* _DATA LISTING_:
■ ■ ■ ■ ■

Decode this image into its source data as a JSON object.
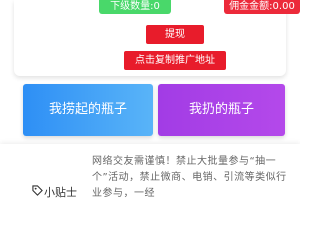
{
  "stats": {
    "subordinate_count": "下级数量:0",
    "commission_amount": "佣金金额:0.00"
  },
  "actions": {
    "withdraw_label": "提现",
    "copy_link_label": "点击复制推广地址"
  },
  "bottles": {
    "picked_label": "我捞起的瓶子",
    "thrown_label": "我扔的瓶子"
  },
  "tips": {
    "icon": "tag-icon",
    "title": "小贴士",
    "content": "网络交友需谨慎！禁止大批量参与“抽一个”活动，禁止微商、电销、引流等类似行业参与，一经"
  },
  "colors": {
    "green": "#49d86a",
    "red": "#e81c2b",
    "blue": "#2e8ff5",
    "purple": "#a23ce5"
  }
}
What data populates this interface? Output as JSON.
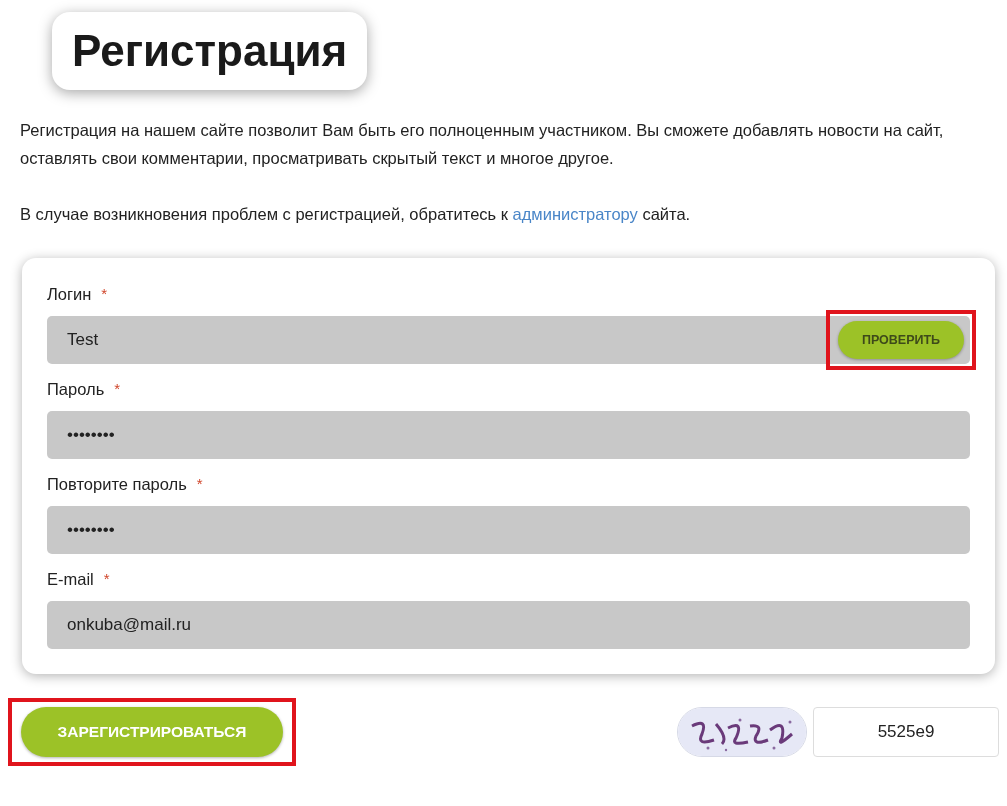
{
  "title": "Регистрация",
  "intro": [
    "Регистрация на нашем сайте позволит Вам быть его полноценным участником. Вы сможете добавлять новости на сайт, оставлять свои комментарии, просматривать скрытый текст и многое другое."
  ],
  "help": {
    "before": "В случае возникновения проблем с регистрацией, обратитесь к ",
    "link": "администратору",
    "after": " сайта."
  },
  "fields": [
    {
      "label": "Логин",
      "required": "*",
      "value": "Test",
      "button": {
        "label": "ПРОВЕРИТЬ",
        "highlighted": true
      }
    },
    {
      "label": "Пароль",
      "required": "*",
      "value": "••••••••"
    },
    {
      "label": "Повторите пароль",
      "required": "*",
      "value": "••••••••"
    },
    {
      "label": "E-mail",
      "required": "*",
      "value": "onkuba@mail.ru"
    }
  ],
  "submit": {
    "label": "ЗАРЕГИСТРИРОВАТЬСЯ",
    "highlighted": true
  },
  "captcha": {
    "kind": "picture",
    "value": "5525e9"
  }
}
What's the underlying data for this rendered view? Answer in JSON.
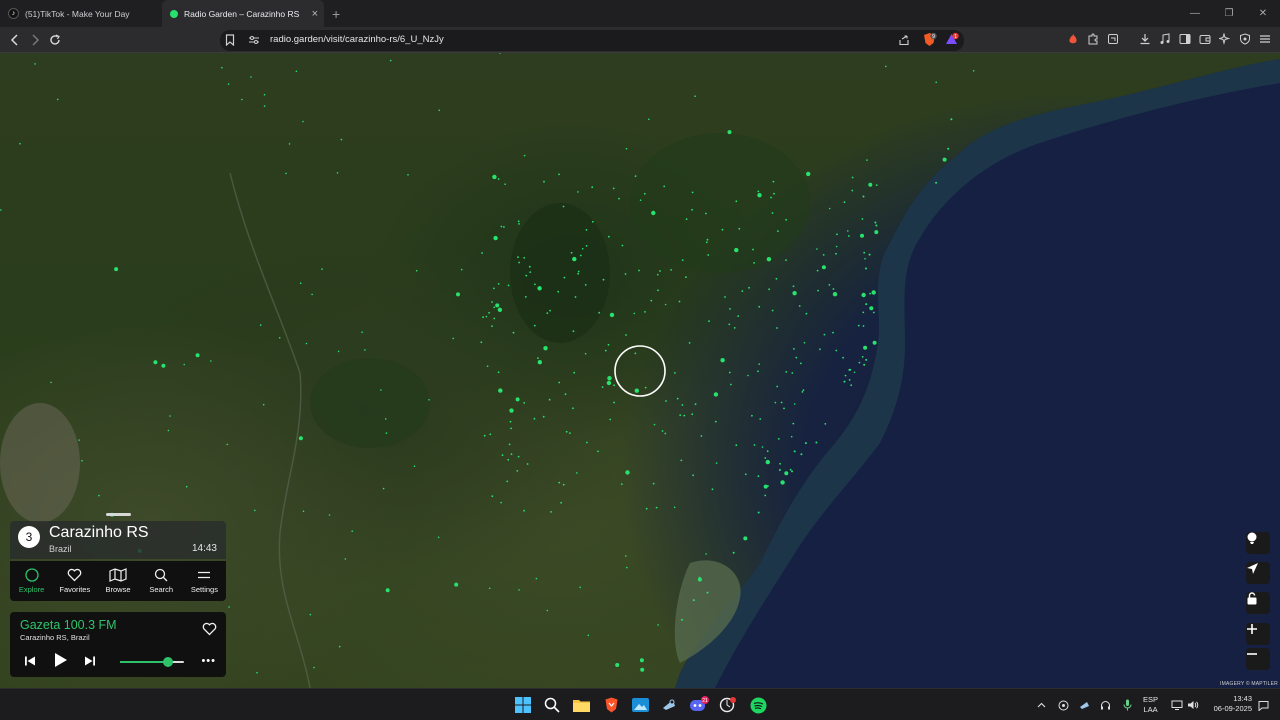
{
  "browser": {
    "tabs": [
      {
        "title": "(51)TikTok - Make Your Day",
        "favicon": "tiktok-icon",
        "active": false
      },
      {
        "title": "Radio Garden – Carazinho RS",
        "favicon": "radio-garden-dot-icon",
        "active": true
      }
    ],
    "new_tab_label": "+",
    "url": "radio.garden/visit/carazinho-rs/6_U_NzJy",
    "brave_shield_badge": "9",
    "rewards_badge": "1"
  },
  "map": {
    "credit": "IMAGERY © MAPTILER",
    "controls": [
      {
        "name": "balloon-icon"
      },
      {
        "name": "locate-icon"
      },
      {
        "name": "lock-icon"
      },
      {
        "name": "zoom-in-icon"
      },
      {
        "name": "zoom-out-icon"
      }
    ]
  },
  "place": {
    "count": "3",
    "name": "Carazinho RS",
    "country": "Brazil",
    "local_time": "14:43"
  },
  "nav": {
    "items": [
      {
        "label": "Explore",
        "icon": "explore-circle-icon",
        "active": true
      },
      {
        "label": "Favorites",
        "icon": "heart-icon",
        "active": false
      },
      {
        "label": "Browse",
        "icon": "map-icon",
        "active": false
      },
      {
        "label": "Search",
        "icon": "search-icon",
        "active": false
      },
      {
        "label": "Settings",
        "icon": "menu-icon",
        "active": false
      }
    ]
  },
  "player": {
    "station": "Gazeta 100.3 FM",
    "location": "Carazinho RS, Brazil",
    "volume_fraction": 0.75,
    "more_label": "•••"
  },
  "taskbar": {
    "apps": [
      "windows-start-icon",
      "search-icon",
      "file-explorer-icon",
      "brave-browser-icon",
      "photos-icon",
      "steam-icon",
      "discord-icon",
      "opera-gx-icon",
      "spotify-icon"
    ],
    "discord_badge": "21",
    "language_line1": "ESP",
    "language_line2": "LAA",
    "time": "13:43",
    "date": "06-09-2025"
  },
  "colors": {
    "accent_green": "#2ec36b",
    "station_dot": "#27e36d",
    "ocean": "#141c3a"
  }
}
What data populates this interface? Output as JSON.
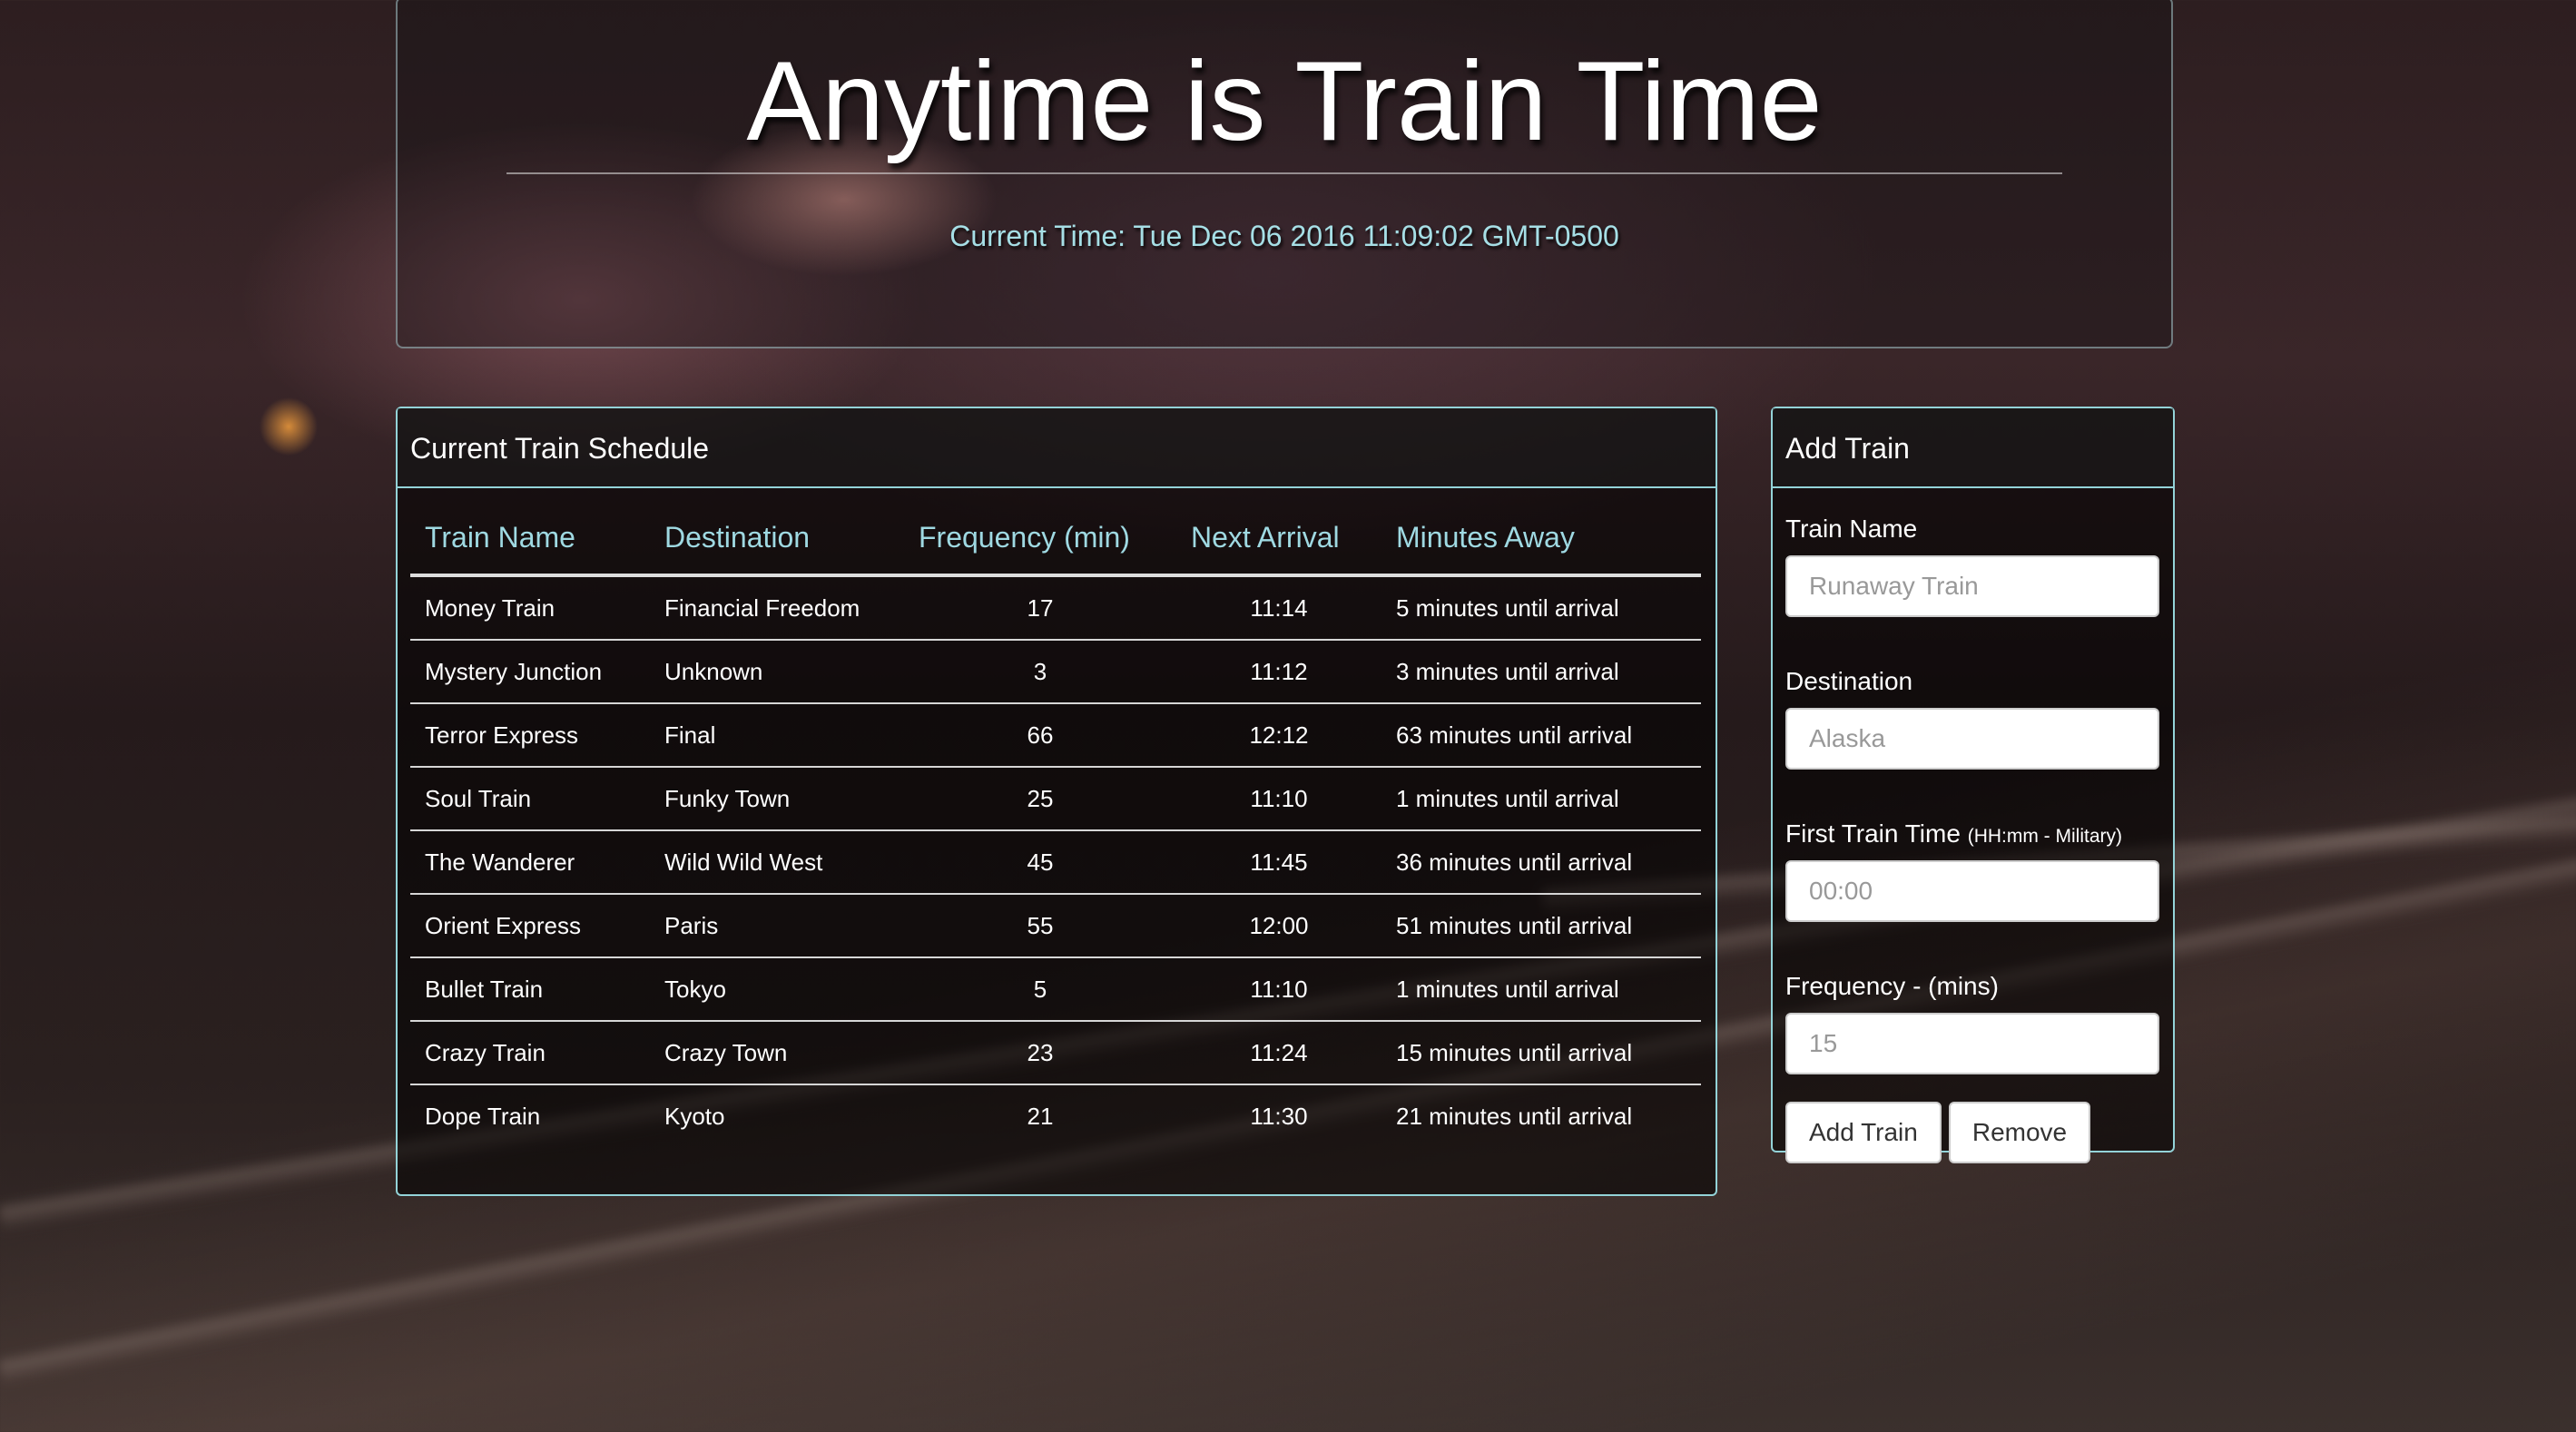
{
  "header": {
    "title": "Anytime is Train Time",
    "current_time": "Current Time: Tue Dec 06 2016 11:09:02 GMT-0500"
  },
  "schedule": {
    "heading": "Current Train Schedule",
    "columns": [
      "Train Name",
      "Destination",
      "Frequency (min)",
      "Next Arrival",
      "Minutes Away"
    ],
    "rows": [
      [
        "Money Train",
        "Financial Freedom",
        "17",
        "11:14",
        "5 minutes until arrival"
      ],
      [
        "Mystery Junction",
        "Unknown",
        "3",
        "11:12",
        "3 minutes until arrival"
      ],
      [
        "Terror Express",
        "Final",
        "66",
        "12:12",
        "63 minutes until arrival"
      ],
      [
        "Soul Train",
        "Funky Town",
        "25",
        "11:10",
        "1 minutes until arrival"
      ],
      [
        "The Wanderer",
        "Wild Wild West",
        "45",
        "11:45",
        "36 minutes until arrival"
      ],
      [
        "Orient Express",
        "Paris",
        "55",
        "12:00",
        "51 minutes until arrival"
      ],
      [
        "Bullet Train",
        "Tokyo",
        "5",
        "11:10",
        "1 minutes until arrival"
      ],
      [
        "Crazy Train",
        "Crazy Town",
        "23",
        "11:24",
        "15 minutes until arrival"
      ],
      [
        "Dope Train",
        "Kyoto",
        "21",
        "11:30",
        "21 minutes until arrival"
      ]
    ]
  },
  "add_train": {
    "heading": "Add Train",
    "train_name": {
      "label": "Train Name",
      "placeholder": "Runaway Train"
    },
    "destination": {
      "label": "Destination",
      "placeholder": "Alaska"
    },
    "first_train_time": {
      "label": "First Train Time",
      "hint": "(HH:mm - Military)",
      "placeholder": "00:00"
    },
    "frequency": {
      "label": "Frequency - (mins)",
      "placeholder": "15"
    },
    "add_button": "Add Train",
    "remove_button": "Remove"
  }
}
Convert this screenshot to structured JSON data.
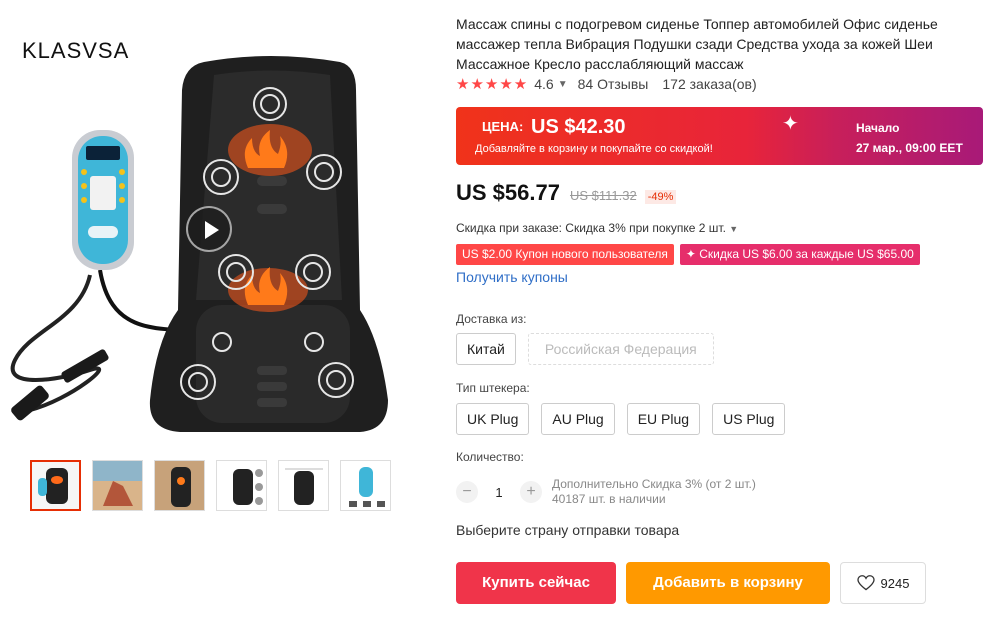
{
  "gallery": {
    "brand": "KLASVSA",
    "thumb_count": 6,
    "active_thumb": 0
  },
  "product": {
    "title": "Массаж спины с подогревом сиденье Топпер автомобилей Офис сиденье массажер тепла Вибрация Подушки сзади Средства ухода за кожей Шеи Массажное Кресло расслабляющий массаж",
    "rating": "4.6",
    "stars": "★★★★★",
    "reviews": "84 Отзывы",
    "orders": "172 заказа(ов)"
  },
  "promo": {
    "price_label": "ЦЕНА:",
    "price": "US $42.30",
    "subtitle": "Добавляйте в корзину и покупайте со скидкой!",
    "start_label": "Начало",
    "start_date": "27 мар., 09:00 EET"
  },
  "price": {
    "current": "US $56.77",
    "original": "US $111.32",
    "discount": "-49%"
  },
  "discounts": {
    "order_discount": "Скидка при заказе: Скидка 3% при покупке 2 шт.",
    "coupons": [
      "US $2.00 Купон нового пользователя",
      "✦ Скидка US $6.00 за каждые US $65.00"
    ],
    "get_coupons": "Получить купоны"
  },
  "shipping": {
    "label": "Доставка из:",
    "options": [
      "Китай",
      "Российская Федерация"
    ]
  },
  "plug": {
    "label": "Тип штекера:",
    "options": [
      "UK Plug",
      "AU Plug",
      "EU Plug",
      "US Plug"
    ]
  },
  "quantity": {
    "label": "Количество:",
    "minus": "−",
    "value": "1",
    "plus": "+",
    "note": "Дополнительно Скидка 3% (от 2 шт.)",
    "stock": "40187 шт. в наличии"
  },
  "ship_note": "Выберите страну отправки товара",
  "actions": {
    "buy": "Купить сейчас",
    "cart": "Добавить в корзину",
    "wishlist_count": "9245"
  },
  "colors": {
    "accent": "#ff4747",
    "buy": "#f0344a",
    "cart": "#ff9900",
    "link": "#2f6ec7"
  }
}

■ ■ ■ ■ ■

* _PROMPT_: Copy every line of the listing where the word "this" appears.

* _OUTPUT BELOW_:
Decode this image into its source data as a JSON object.
What data populates this interface? Output as JSON.
What's the underlying data for this rendered view? Answer in JSON.
What data populates this interface? Output as JSON.
Convert this screenshot to structured JSON data.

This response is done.